Raw records:
◇ ◇ ◇ ◇ ◇

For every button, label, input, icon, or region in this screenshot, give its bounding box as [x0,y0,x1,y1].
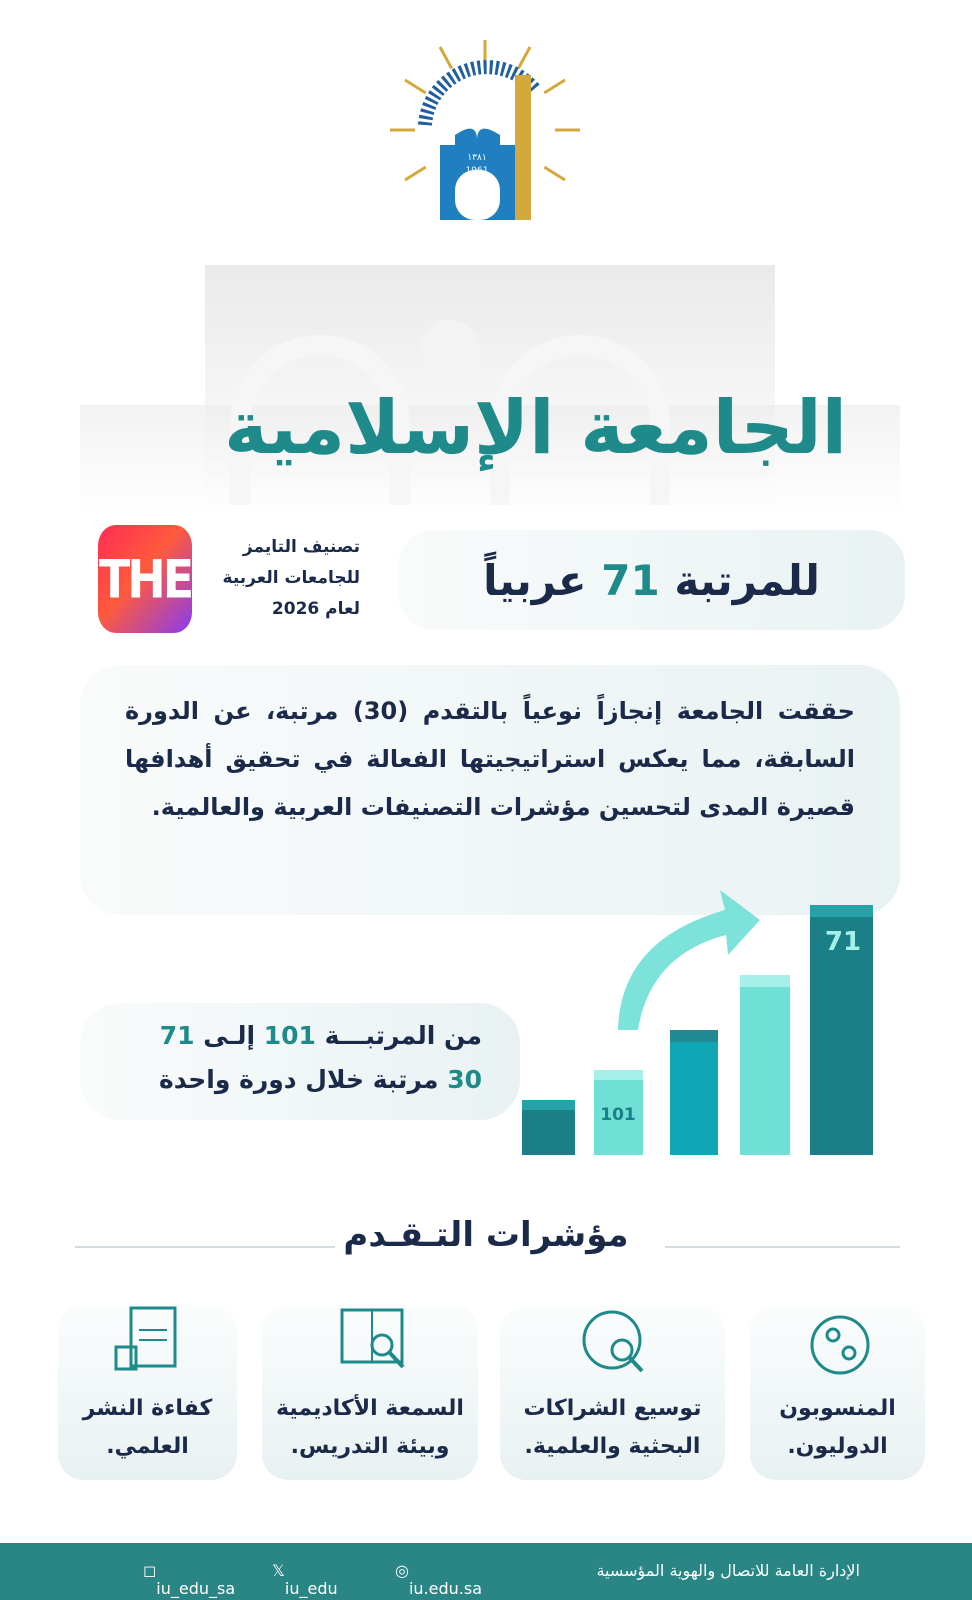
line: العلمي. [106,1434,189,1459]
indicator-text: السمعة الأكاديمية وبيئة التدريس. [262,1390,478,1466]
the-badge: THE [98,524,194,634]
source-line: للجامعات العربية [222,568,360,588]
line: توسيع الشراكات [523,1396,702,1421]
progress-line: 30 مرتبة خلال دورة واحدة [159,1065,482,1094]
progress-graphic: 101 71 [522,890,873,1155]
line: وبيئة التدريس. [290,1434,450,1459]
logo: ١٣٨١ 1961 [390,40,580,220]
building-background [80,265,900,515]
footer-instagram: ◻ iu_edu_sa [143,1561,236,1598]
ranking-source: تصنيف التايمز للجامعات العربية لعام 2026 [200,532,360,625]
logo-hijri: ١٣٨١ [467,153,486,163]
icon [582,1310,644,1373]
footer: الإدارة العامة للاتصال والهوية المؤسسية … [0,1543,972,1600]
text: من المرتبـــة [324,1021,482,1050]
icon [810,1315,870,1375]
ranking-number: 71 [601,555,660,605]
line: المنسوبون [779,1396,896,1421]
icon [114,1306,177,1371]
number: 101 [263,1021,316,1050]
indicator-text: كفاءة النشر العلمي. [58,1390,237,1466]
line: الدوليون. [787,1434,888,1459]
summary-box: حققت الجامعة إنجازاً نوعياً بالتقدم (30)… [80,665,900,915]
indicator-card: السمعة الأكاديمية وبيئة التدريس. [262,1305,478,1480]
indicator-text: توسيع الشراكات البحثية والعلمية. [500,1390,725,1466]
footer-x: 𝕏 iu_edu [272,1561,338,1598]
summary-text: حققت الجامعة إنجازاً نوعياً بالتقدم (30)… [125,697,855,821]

◇ ◇ ◇ ◇ ◇

● Set exercise
Arrange every line of the items above as a Markdown table with the columns "No." and "Line," numbering the rows and skipping blank lines. Leave the pictures out.

● Result
| No. | Line |
|---|---|
| 1 | For every button, label, input, icon, or region in this screenshot, give its bounding box as [x0,y0,x1,y1]. |
| 2 | line: العلمي. [106,1434,189,1459] |
| 3 | indicator-text: السمعة الأكاديمية وبيئة التدريس. [262,1390,478,1466] |
| 4 | the-badge: THE [98,524,194,634] |
| 5 | source-line: للجامعات العربية [222,568,360,588] |
| 6 | line: توسيع الشراكات [523,1396,702,1421] |
| 7 | progress-line: 30 مرتبة خلال دورة واحدة [159,1065,482,1094] |
| 8 | progress-graphic: 101 71 [522,890,873,1155] |
| 9 | line: وبيئة التدريس. [290,1434,450,1459] |
| 10 | logo: ١٣٨١ 1961 [390,40,580,220] |
| 11 | building-background [80,265,900,515] |
| 12 | footer-instagram: ◻ iu_edu_sa [143,1561,236,1598] |
| 13 | ranking-source: تصنيف التايمز للجامعات العربية لعام 2026 [200,532,360,625] |
| 14 | logo-hijri: ١٣٨١ [467,153,486,163] |
| 15 | icon [582,1310,644,1373] |
| 16 | footer: الإدارة العامة للاتصال والهوية المؤسسية … [0,1543,972,1600] |
| 17 | text: من المرتبـــة [324,1021,482,1050] |
| 18 | icon [810,1315,870,1375] |
| 19 | ranking-number: 71 [601,555,660,605] |
| 20 | line: المنسوبون [779,1396,896,1421] |
| 21 | icon [114,1306,177,1371] |
| 22 | number: 101 [263,1021,316,1050] |
| 23 | indicator-text: كفاءة النشر العلمي. [58,1390,237,1466] |
| 24 | line: الدوليون. [787,1434,888,1459] |
| 25 | summary-box: حققت الجامعة إنجازاً نوعياً بالتقدم (30)… [80,665,900,915] |
| 26 | indicator-card: السمعة الأكاديمية وبيئة التدريس. [262,1305,478,1480] |
| 27 | indicator-text: توسيع الشراكات البحثية والعلمية. [500,1390,725,1466] |
| 28 | footer-x: 𝕏 iu_edu [272,1561,338,1598] |
| 29 | summary-text: حققت الجامعة إنجازاً نوعياً بالتقدم (30)… [125,697,855,821] |